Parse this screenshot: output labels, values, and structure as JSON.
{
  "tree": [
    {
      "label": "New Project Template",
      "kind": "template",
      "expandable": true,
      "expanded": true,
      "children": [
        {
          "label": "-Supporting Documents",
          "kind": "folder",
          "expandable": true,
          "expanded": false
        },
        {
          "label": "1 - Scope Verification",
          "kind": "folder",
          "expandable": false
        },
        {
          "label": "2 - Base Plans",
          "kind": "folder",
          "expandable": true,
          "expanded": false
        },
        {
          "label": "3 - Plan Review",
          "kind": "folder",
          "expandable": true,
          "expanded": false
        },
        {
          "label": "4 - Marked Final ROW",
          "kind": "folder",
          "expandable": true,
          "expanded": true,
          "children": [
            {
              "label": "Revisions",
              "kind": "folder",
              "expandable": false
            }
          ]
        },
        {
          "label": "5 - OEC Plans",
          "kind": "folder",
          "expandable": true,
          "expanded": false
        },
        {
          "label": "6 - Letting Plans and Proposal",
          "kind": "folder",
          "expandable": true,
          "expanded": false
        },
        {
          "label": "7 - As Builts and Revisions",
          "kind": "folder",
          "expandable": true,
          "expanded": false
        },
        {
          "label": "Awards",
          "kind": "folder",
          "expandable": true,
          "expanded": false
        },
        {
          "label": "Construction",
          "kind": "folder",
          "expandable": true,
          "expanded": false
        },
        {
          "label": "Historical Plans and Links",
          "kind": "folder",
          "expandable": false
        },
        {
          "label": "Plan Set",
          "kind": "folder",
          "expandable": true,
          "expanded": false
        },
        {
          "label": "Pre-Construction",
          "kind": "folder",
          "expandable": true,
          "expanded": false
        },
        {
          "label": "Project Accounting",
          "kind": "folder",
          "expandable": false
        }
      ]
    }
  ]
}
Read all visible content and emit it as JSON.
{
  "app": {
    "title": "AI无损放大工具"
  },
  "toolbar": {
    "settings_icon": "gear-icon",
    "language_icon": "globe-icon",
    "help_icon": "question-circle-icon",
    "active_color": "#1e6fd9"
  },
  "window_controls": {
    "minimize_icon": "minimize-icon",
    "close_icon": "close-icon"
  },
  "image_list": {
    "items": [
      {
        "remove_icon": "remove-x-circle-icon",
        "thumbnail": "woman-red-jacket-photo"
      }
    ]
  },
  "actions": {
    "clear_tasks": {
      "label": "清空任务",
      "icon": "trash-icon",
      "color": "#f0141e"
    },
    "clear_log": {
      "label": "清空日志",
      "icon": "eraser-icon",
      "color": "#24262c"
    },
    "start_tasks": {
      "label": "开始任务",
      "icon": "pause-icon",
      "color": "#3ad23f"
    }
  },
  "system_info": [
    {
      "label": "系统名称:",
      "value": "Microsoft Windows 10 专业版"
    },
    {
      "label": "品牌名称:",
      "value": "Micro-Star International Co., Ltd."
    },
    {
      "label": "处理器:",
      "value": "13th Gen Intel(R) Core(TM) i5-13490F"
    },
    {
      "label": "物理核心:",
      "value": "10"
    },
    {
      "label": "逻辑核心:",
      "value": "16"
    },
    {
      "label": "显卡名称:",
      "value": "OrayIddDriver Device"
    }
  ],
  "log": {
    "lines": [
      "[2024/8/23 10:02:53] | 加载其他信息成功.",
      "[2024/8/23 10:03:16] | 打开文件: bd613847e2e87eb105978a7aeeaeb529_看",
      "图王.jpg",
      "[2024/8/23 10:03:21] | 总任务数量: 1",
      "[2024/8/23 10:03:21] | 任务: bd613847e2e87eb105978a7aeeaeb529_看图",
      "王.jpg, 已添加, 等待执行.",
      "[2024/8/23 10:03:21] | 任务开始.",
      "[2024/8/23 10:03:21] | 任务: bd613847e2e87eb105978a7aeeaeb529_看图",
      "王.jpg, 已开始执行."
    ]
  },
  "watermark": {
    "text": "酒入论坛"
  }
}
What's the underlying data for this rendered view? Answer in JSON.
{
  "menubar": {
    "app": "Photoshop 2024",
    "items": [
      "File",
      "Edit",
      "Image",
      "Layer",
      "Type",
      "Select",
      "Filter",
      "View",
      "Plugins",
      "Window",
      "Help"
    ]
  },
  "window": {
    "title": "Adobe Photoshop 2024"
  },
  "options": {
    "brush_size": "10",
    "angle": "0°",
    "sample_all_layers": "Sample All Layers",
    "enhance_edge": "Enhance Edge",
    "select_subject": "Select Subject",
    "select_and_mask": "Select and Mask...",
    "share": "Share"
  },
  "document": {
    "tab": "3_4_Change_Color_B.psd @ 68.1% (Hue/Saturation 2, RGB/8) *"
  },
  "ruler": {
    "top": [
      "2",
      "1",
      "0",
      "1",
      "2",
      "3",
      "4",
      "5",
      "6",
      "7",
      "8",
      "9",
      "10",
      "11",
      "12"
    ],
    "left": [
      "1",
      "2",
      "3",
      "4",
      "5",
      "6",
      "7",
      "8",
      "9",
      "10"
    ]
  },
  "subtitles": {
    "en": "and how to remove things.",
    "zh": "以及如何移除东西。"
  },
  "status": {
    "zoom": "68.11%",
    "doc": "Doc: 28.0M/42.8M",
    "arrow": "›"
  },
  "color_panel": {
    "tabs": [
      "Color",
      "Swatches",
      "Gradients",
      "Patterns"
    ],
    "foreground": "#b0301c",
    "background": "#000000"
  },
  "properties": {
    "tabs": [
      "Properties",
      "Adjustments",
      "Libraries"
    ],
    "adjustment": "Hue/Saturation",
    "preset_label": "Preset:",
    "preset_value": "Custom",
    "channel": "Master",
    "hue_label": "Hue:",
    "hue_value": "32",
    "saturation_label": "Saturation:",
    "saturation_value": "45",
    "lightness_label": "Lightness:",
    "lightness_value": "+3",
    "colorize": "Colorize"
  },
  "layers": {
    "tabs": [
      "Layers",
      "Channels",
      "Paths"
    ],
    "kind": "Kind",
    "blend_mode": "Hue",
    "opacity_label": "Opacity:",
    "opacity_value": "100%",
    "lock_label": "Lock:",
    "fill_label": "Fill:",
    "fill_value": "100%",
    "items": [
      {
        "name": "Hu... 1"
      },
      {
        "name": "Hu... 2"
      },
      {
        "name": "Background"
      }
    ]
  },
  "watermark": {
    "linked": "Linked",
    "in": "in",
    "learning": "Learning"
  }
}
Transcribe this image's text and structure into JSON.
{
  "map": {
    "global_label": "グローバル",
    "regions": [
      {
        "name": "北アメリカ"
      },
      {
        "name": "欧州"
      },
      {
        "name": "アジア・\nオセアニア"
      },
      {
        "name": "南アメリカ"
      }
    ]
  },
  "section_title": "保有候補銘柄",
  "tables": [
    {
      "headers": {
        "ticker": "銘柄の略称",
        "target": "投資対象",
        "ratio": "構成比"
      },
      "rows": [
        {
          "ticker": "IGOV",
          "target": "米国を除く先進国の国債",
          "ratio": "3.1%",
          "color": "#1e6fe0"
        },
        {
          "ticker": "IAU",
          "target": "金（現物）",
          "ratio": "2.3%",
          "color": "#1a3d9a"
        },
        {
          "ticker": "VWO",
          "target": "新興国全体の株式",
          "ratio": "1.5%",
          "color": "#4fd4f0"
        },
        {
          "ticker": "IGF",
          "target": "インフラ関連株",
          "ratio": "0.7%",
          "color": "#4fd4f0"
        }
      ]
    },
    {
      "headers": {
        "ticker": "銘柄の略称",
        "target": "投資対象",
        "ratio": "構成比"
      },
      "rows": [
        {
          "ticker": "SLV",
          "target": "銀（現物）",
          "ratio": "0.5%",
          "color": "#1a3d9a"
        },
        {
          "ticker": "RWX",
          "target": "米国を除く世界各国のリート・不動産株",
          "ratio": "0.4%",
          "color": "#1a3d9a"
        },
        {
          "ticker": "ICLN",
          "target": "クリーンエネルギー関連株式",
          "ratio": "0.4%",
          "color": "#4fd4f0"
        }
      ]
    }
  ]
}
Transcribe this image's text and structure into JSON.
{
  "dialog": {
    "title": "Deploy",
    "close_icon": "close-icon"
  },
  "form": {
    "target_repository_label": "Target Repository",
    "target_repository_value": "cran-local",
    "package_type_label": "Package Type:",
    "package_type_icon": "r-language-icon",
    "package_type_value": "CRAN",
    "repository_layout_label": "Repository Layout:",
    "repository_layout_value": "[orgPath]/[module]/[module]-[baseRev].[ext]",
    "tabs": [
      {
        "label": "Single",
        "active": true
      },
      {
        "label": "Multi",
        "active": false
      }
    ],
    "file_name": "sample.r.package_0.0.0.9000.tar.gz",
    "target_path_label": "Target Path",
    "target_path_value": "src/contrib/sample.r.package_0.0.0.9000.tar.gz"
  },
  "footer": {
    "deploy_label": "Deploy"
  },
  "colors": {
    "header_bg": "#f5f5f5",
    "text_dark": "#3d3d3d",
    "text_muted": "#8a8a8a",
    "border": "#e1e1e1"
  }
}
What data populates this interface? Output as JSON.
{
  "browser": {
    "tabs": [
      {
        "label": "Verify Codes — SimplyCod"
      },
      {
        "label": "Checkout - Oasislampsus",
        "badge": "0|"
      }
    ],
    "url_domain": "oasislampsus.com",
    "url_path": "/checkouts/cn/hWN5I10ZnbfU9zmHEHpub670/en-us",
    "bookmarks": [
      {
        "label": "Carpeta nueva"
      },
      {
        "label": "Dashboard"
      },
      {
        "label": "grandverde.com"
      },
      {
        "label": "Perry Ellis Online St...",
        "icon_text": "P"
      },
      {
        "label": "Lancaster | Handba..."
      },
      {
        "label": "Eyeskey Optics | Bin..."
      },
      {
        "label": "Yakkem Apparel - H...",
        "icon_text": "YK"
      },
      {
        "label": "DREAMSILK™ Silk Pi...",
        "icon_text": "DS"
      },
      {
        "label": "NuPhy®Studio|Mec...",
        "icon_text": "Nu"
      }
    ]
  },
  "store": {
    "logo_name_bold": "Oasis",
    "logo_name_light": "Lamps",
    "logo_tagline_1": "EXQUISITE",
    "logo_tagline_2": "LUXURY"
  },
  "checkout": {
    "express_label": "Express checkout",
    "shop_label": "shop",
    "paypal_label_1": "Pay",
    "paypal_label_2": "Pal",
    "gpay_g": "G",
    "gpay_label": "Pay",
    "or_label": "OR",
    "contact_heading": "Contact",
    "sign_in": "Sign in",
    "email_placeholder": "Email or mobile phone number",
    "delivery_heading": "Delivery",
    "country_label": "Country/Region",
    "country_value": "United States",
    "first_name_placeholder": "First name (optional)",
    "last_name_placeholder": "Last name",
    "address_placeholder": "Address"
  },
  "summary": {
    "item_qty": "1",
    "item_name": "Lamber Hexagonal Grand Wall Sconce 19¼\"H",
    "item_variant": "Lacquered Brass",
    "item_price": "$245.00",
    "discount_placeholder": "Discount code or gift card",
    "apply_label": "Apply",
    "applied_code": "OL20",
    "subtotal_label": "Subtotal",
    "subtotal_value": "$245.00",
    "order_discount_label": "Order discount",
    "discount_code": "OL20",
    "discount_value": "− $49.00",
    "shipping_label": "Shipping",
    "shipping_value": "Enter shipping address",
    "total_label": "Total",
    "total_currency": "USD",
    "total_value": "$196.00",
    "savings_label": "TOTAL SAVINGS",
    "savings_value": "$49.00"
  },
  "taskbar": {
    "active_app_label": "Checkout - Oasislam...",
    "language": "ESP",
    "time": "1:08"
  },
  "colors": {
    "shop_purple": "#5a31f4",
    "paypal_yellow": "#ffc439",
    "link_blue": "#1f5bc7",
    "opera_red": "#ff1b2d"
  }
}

====

◆ **Work required**: Search the data above for the string "Project" and copy each line that has it.

◆ **Answer to the task**:
      "label": "New Project Template",
          "label": "Project Accounting",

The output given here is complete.